Bien qu’ils se focalisent quasi exclusivement sur l’impact psychologique de la confrontation avec les inégalités, Wilkinson et Pickett terminent par un plaidoyer pour un modèle de société avec intégration structurelle d’une plus grande égalité des revenus. Ils préconisent un changement de cap radical, où la production serait mise au service de l’intérêt général, de l’humanité, tout en respectant les limites écologiques de la planète. Ils défendent une société où les augmentations de la productivité ne sont pas converties en profits, mais en une diminution du temps de travail, pour ainsi permettre aux individus de passer plus de temps avec leur famille et leurs enfants, de prendre soin les uns des autres, de passer plus de temps avec les amis et de profiter de la vie communautaire.
------
▸ **Exercices**:
(a) Reproduisez tout le passage du texte source qui va de « Bien qu’ils se » jusqu'à « la vie communautaire. ».
(b) Dites si chacune des affirmations suivantes concorde avec le texte source. Répondez par oui ou par non et citez les mots décisifs du texte : (i) Wilkinson et Pickett veulent que les gains de productivité servent à réduire le temps de travail. (ii) Leur analyse porte surtout sur les effets économiques des inégalités. (iii) Le changement qu'ils préconisent est présenté comme progressif.

▸ **Données sources**:
------
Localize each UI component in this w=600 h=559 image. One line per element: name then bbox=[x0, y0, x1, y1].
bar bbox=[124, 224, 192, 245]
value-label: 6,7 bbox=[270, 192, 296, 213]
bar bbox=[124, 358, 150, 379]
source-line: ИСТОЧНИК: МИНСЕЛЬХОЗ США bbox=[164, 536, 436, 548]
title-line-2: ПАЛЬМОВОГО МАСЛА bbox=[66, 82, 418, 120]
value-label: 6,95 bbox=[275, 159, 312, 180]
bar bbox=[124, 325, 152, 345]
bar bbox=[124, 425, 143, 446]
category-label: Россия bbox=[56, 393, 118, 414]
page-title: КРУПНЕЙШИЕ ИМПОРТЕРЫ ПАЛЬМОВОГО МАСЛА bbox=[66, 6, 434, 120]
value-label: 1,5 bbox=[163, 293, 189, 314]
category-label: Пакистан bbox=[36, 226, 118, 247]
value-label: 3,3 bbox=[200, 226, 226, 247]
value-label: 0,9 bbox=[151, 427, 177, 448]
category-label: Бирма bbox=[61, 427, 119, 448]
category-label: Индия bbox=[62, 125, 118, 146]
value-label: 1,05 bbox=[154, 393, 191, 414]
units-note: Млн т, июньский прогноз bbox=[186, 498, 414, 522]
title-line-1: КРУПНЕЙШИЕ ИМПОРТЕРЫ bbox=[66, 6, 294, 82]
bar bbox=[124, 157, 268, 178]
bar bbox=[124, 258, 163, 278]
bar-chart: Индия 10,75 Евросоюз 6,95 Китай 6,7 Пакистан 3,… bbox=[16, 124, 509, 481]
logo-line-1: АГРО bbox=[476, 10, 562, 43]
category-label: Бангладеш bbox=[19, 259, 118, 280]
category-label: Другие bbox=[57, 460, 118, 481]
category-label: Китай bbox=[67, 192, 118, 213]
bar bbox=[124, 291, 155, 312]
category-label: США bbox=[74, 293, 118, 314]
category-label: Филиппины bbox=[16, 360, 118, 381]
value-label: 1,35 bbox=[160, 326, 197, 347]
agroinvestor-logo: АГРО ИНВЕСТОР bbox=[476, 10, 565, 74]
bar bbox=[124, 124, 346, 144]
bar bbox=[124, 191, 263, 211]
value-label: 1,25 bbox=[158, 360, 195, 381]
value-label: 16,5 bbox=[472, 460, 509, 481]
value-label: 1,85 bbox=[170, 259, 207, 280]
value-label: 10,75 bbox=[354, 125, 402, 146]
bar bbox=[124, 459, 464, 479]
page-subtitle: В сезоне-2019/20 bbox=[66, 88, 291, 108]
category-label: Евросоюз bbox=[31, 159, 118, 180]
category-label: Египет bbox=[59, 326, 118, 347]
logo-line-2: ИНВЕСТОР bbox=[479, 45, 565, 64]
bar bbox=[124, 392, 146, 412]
------
▸ **Réponses dans l'ordre**:
(a)
Bien qu’ils se focalisent quasi exclusivement sur l’impact psychologique de la confrontation avec les inégalités, Wilkinson et Pickett terminent par un plaidoyer pour un modèle de société avec intégration structurelle d’une plus grande égalité des revenus. Ils préconisent un changement de cap radical, où la production serait mise au service de l’intérêt général, de l’humanité, tout en respectant les limites écologiques de la planète. Ils défendent une société où les augmentations de la productivité ne sont pas converties en profits, mais en une diminution du temps de travail, pour ainsi permettre aux individus de passer plus de temps avec leur famille et leurs enfants, de prendre soin les uns des autres, de passer plus de temps avec les amis et de profiter de la vie communautaire.

(b)
(i) Oui. Le texte dit : « les augmentations de la productivité ne sont pas converties en profits, mais en une diminution du temps de travail ».
(ii) Non. Le texte dit : « ils se focalisent quasi exclusivement sur l’impact psychologique de la confrontation avec les inégalités ».
(iii) Non. Le texte dit : « Ils préconisent un changement de cap radical ».